Excerpts from a dataset:
*** Begin section ***
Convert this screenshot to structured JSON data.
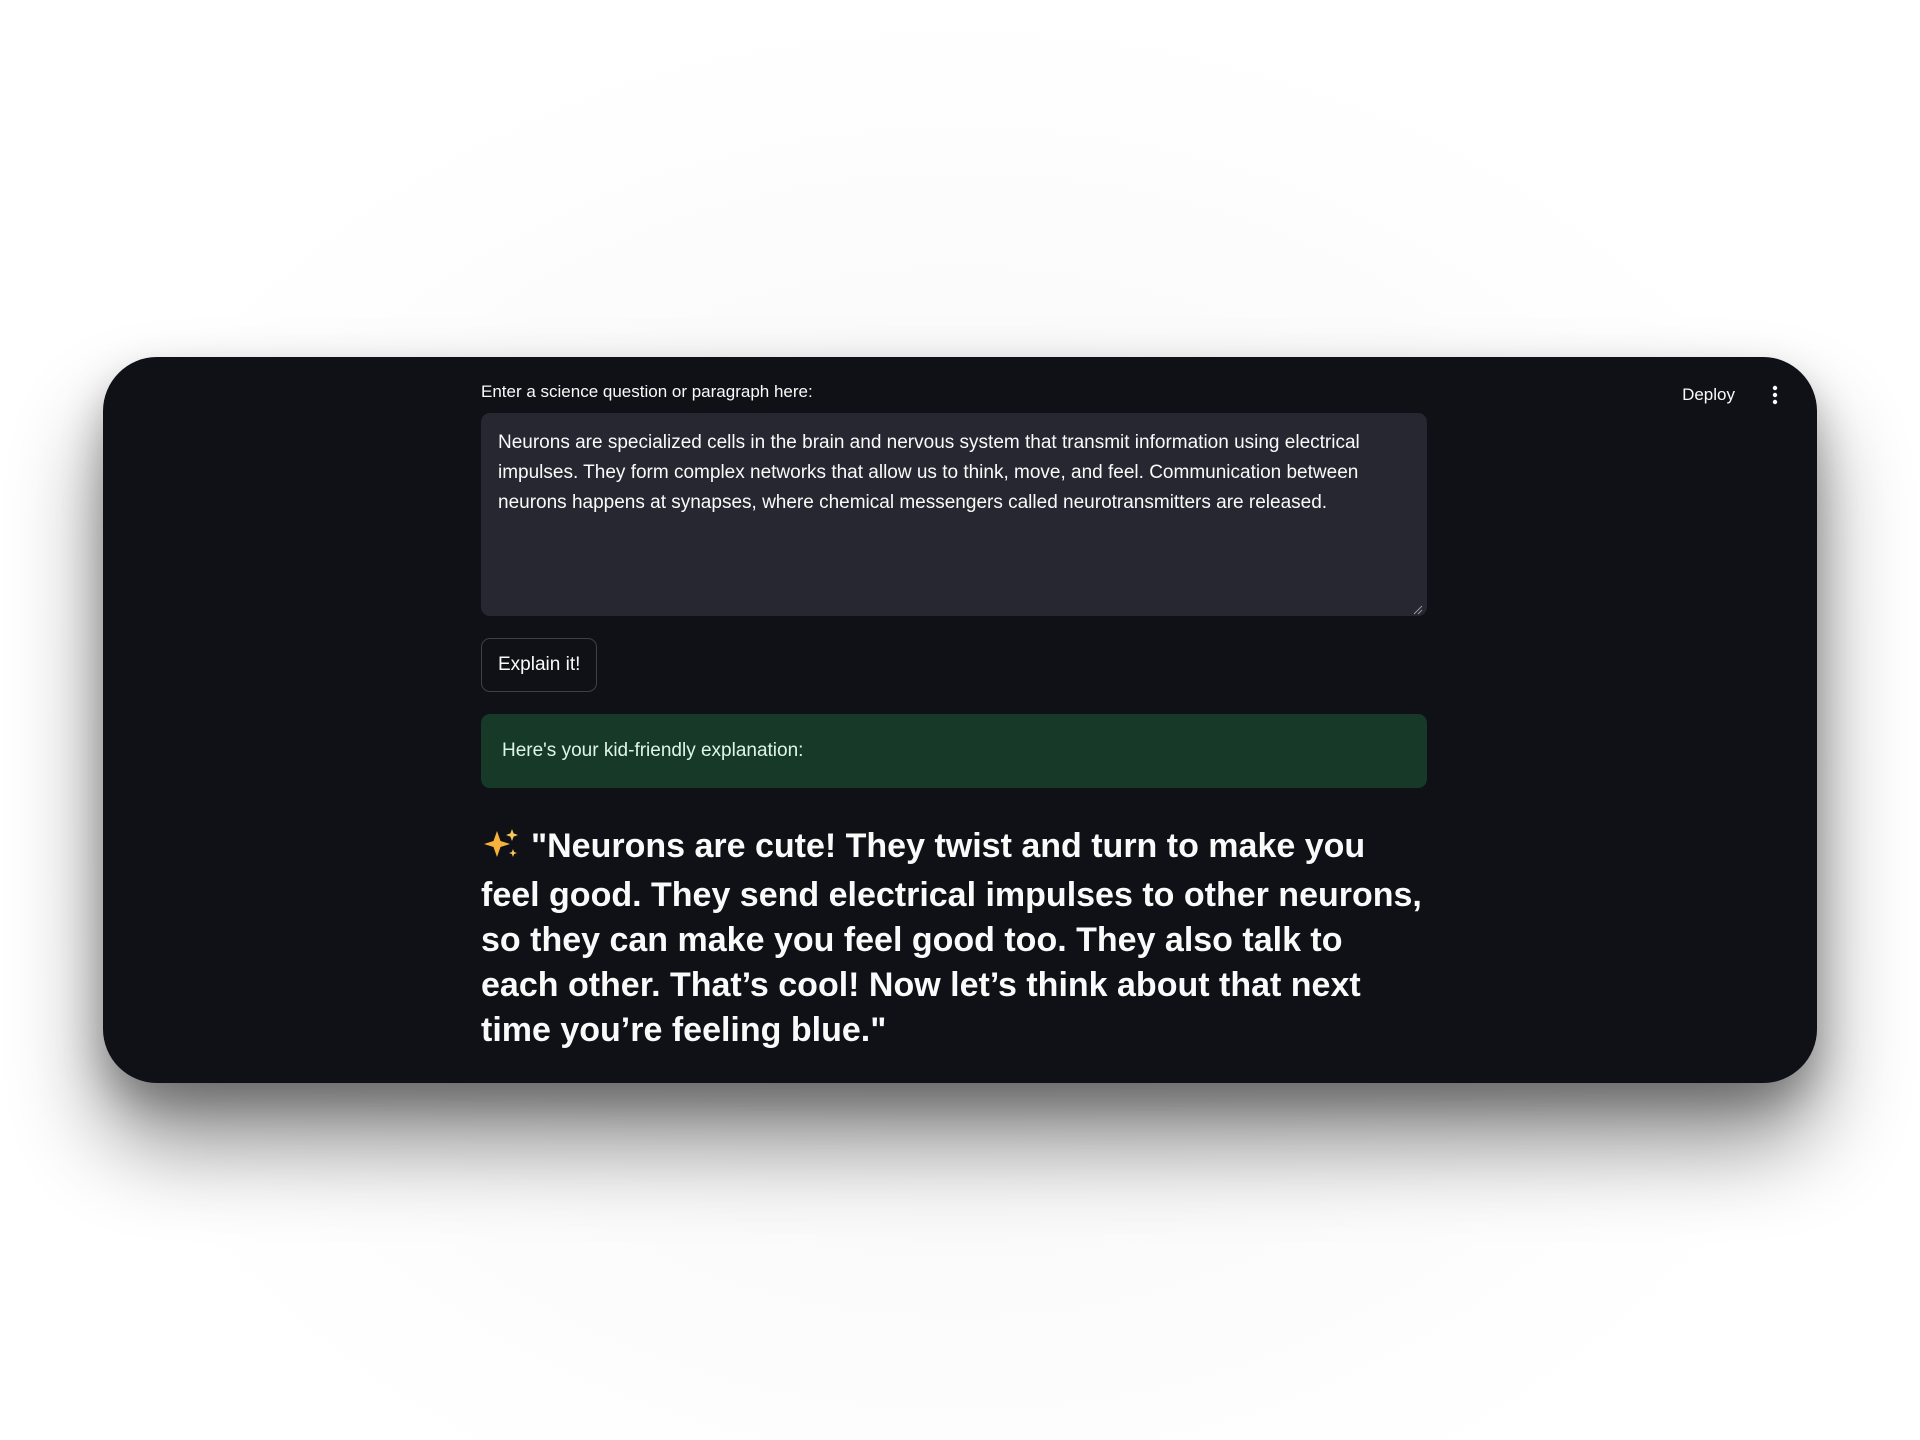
{
  "toolbar": {
    "deploy_label": "Deploy",
    "menu_icon": "more-vertical-icon"
  },
  "form": {
    "label": "Enter a science question or paragraph here:",
    "textarea_value": "Neurons are specialized cells in the brain and nervous system that transmit information using electrical impulses. They form complex networks that allow us to think, move, and feel. Communication between neurons happens at synapses, where chemical messengers called neurotransmitters are released.",
    "button_label": "Explain it!"
  },
  "result": {
    "success_message": "Here's your kid-friendly explanation:",
    "sparkle_icon": "sparkles-icon",
    "explanation_text": "\"Neurons are cute! They twist and turn to make you feel good. They send electrical impulses to other neurons, so they can make you feel good too. They also talk to each other. That’s cool! Now let’s think about that next time you’re feeling blue.\""
  },
  "colors": {
    "app_background": "#0f1117",
    "textarea_background": "#262730",
    "success_background": "#173928",
    "text": "#fafafa"
  }
}
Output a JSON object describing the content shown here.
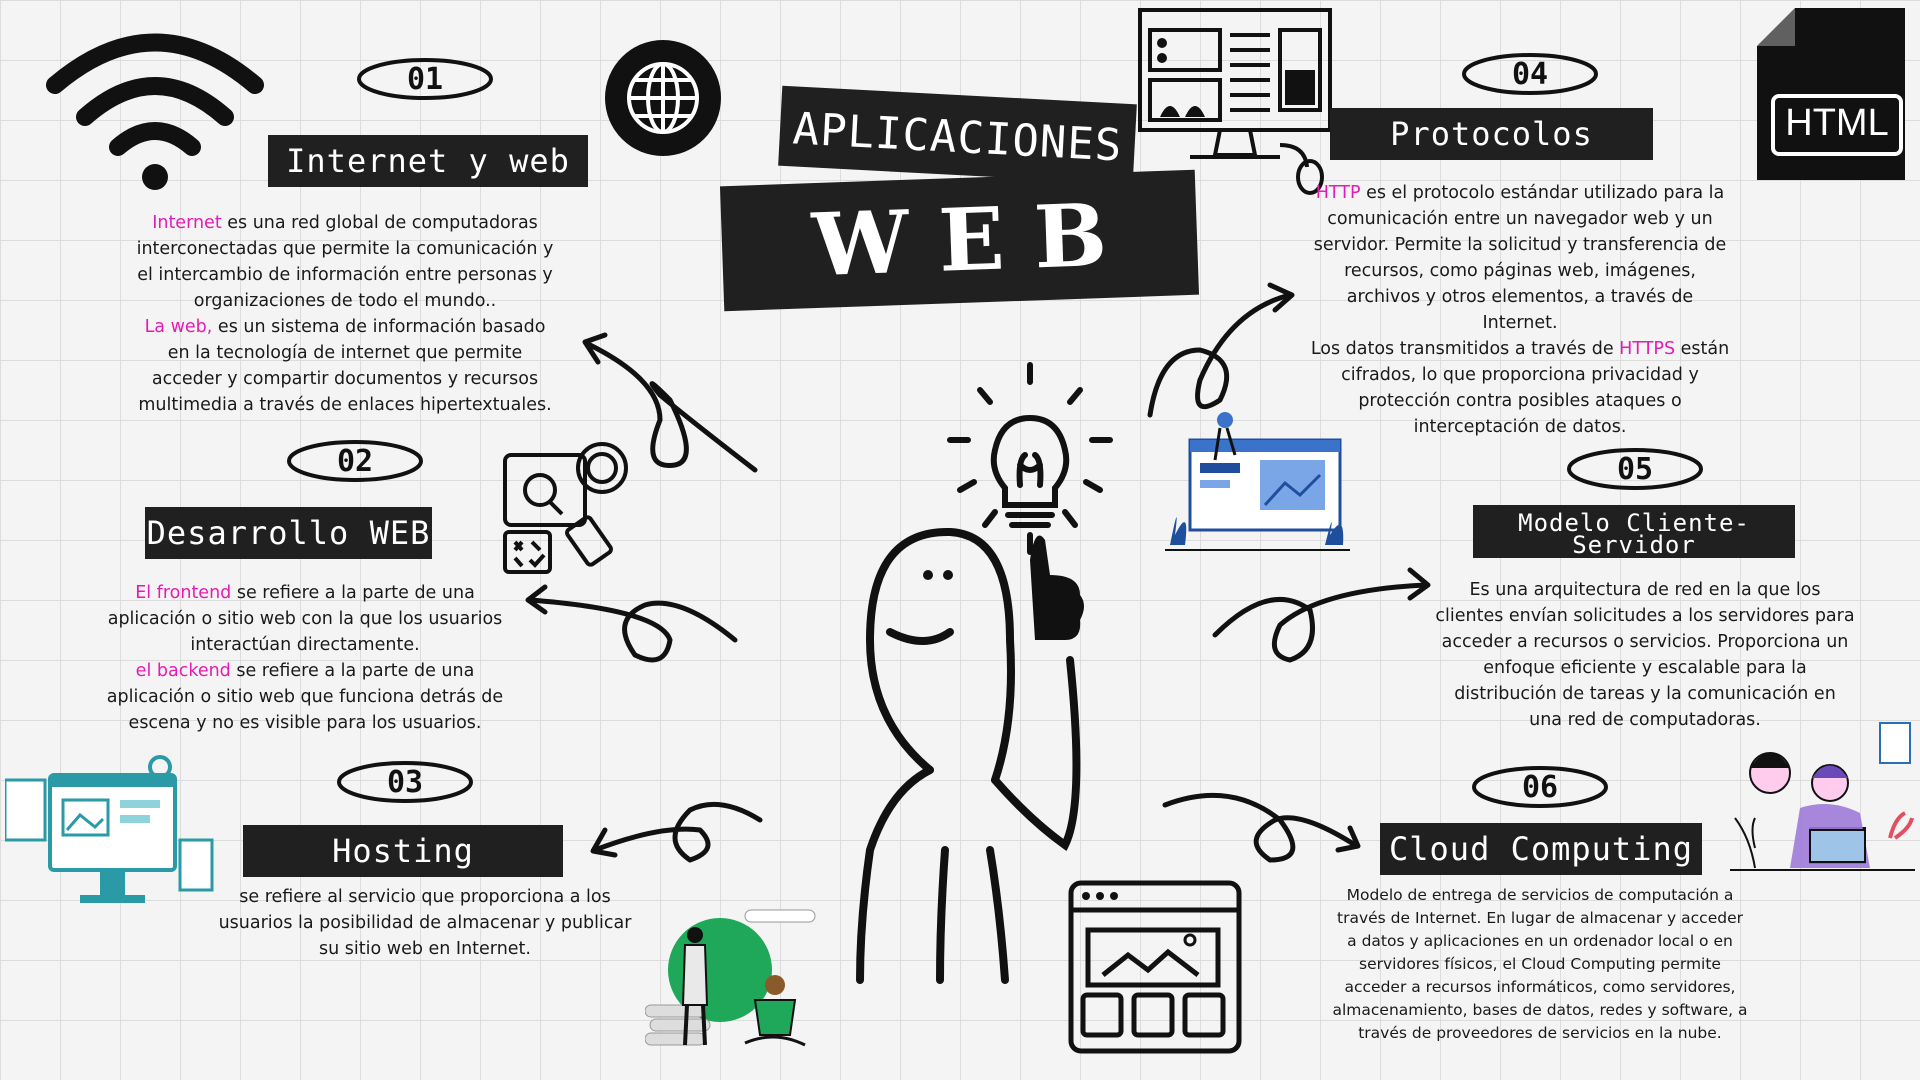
{
  "title": {
    "line1": "APLICACIONES",
    "line2": "W E B"
  },
  "badge": {
    "html": "HTML"
  },
  "sections": [
    {
      "number": "01",
      "heading": "Internet y web",
      "p1_highlight": "Internet",
      "p1_rest": " es una red global de computadoras interconectadas que permite la comunicación y el intercambio de información entre personas y organizaciones de todo el mundo..",
      "p2_highlight": "La web,",
      "p2_rest": " es un sistema de información basado en la tecnología de internet que permite acceder y compartir documentos y recursos multimedia a través de enlaces hipertextuales."
    },
    {
      "number": "02",
      "heading": "Desarrollo WEB",
      "p1_highlight": "El frontend",
      "p1_rest": " se refiere a la parte de una aplicación o sitio web con la que los usuarios interactúan directamente.",
      "p2_highlight": "el backend",
      "p2_rest": " se refiere a la parte de una aplicación o sitio web que funciona detrás de escena y no es visible para los usuarios."
    },
    {
      "number": "03",
      "heading": "Hosting",
      "p1_rest": "se refiere al servicio que proporciona a los usuarios la posibilidad de almacenar y publicar su sitio web en Internet."
    },
    {
      "number": "04",
      "heading": "Protocolos",
      "p1_highlight": "HTTP",
      "p1_rest": " es el protocolo estándar utilizado para la comunicación entre un navegador web y un servidor. Permite la solicitud y transferencia de recursos, como páginas web, imágenes, archivos y otros elementos, a través de Internet.",
      "p2_pre": "Los datos transmitidos a través de ",
      "p2_highlight": "HTTPS",
      "p2_rest": " están cifrados, lo que proporciona privacidad y protección contra posibles ataques o interceptación de datos."
    },
    {
      "number": "05",
      "heading_line1": "Modelo Cliente-",
      "heading_line2": "Servidor",
      "p1_rest": "Es una arquitectura de red en la que los clientes envían solicitudes a los servidores para acceder a recursos o servicios. Proporciona un enfoque eficiente y escalable para la distribución de tareas y la comunicación en una red de computadoras."
    },
    {
      "number": "06",
      "heading": "Cloud Computing",
      "p1_rest": "Modelo de entrega de servicios de computación a través de Internet. En lugar de almacenar y acceder a datos y aplicaciones en un ordenador local o en servidores físicos, el Cloud Computing permite acceder a recursos informáticos, como servidores, almacenamiento, bases de datos, redes y software, a través de proveedores de servicios en la nube."
    }
  ],
  "colors": {
    "highlight": "#e41bb4",
    "label_bg": "#202020",
    "background": "#f4f4f4"
  },
  "icons": [
    "wifi-icon",
    "globe-icon",
    "computer-icon",
    "html-file-icon",
    "lightbulb-icon",
    "stick-figure",
    "browser-window-icon"
  ]
}
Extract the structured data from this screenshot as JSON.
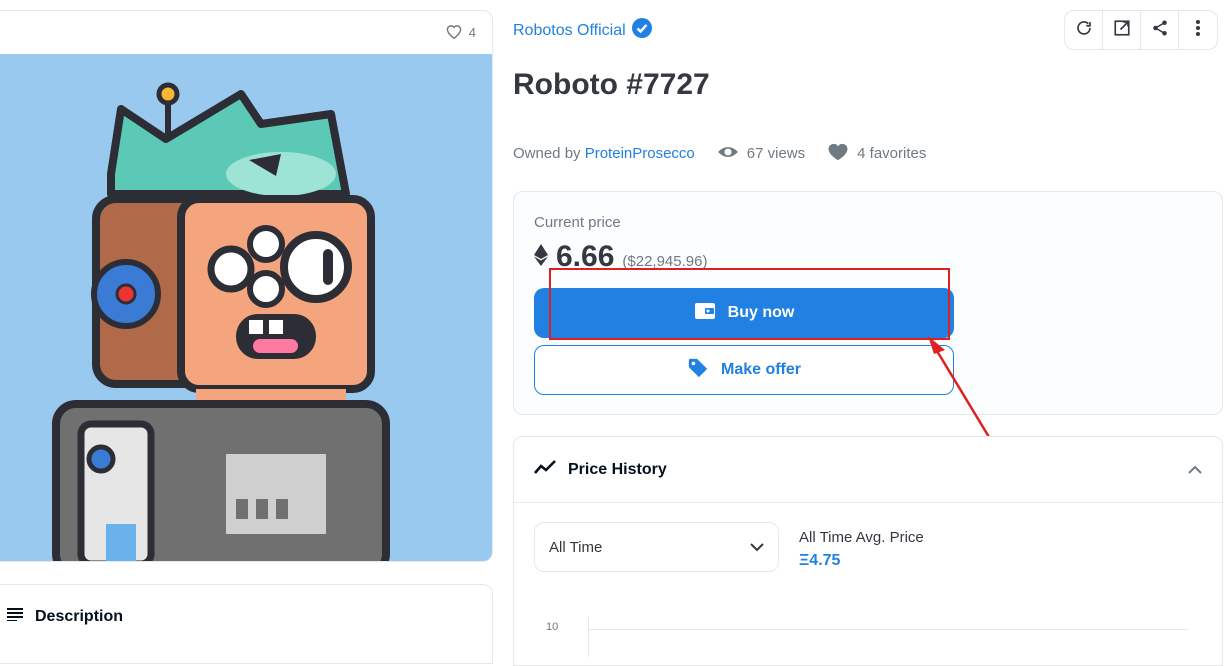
{
  "image_panel": {
    "favorites_count": "4",
    "art_description_icon": "roboto-nft-art"
  },
  "description": {
    "label": "Description"
  },
  "collection": {
    "name": "Robotos Official",
    "verified_icon": "verified-badge-icon"
  },
  "toolbar": {
    "icons": [
      "refresh-icon",
      "external-link-icon",
      "share-icon",
      "more-icon"
    ]
  },
  "asset": {
    "title": "Roboto #7727",
    "owned_by_label": "Owned by",
    "owner": "ProteinProsecco",
    "views": "67 views",
    "favorites": "4 favorites"
  },
  "price": {
    "label": "Current price",
    "eth": "6.66",
    "usd": "($22,945.96)",
    "buy_label": "Buy now",
    "offer_label": "Make offer"
  },
  "price_history": {
    "title": "Price History",
    "period": "All Time",
    "avg_label": "All Time Avg. Price",
    "avg_value": "Ξ4.75",
    "y_tick": "10"
  },
  "colors": {
    "accent": "#2081e2",
    "annotation": "#e02020",
    "art_background": "#99c9ef"
  }
}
*** End section ***
If a record contains a picture, drop the picture and repeat the rest exactly.

WORKED SOLUTION:
Convert this screenshot to structured JSON data.
{
  "toolbar": {
    "deploy_label": "Deploy",
    "menu_icon": "more-vertical-icon"
  },
  "form": {
    "label": "Enter a science question or paragraph here:",
    "textarea_value": "Neurons are specialized cells in the brain and nervous system that transmit information using electrical impulses. They form complex networks that allow us to think, move, and feel. Communication between neurons happens at synapses, where chemical messengers called neurotransmitters are released.",
    "button_label": "Explain it!"
  },
  "result": {
    "success_message": "Here's your kid-friendly explanation:",
    "sparkle_icon": "sparkles-icon",
    "explanation_text": "\"Neurons are cute! They twist and turn to make you feel good. They send electrical impulses to other neurons, so they can make you feel good too. They also talk to each other. That’s cool! Now let’s think about that next time you’re feeling blue.\""
  },
  "colors": {
    "app_background": "#0f1117",
    "textarea_background": "#262730",
    "success_background": "#173928",
    "text": "#fafafa"
  }
}
Output a JSON object describing the content shown here.
{
  "title": {
    "line1": "APLICACIONES",
    "line2": "W E B"
  },
  "badge": {
    "html": "HTML"
  },
  "sections": [
    {
      "number": "01",
      "heading": "Internet y web",
      "p1_highlight": "Internet",
      "p1_rest": " es una red global de computadoras interconectadas que permite la comunicación y el intercambio de información entre personas y organizaciones de todo el mundo..",
      "p2_highlight": "La web,",
      "p2_rest": " es un sistema de información basado en la tecnología de internet que permite acceder y compartir documentos y recursos multimedia a través de enlaces hipertextuales."
    },
    {
      "number": "02",
      "heading": "Desarrollo WEB",
      "p1_highlight": "El frontend",
      "p1_rest": " se refiere a la parte de una aplicación o sitio web con la que los usuarios interactúan directamente.",
      "p2_highlight": "el backend",
      "p2_rest": " se refiere a la parte de una aplicación o sitio web que funciona detrás de escena y no es visible para los usuarios."
    },
    {
      "number": "03",
      "heading": "Hosting",
      "p1_rest": "se refiere al servicio que proporciona a los usuarios la posibilidad de almacenar y publicar su sitio web en Internet."
    },
    {
      "number": "04",
      "heading": "Protocolos",
      "p1_highlight": "HTTP",
      "p1_rest": " es el protocolo estándar utilizado para la comunicación entre un navegador web y un servidor. Permite la solicitud y transferencia de recursos, como páginas web, imágenes, archivos y otros elementos, a través de Internet.",
      "p2_pre": "Los datos transmitidos a través de ",
      "p2_highlight": "HTTPS",
      "p2_rest": " están cifrados, lo que proporciona privacidad y protección contra posibles ataques o interceptación de datos."
    },
    {
      "number": "05",
      "heading_line1": "Modelo Cliente-",
      "heading_line2": "Servidor",
      "p1_rest": "Es una arquitectura de red en la que los clientes envían solicitudes a los servidores para acceder a recursos o servicios. Proporciona un enfoque eficiente y escalable para la distribución de tareas y la comunicación en una red de computadoras."
    },
    {
      "number": "06",
      "heading": "Cloud Computing",
      "p1_rest": "Modelo de entrega de servicios de computación a través de Internet. En lugar de almacenar y acceder a datos y aplicaciones en un ordenador local o en servidores físicos, el Cloud Computing permite acceder a recursos informáticos, como servidores, almacenamiento, bases de datos, redes y software, a través de proveedores de servicios en la nube."
    }
  ],
  "colors": {
    "highlight": "#e41bb4",
    "label_bg": "#202020",
    "background": "#f4f4f4"
  },
  "icons": [
    "wifi-icon",
    "globe-icon",
    "computer-icon",
    "html-file-icon",
    "lightbulb-icon",
    "stick-figure",
    "browser-window-icon"
  ]
}
Extract the structured data from this screenshot as JSON.
{
  "image_panel": {
    "favorites_count": "4",
    "art_description_icon": "roboto-nft-art"
  },
  "description": {
    "label": "Description"
  },
  "collection": {
    "name": "Robotos Official",
    "verified_icon": "verified-badge-icon"
  },
  "toolbar": {
    "icons": [
      "refresh-icon",
      "external-link-icon",
      "share-icon",
      "more-icon"
    ]
  },
  "asset": {
    "title": "Roboto #7727",
    "owned_by_label": "Owned by",
    "owner": "ProteinProsecco",
    "views": "67 views",
    "favorites": "4 favorites"
  },
  "price": {
    "label": "Current price",
    "eth": "6.66",
    "usd": "($22,945.96)",
    "buy_label": "Buy now",
    "offer_label": "Make offer"
  },
  "price_history": {
    "title": "Price History",
    "period": "All Time",
    "avg_label": "All Time Avg. Price",
    "avg_value": "Ξ4.75",
    "y_tick": "10"
  },
  "colors": {
    "accent": "#2081e2",
    "annotation": "#e02020",
    "art_background": "#99c9ef"
  }
}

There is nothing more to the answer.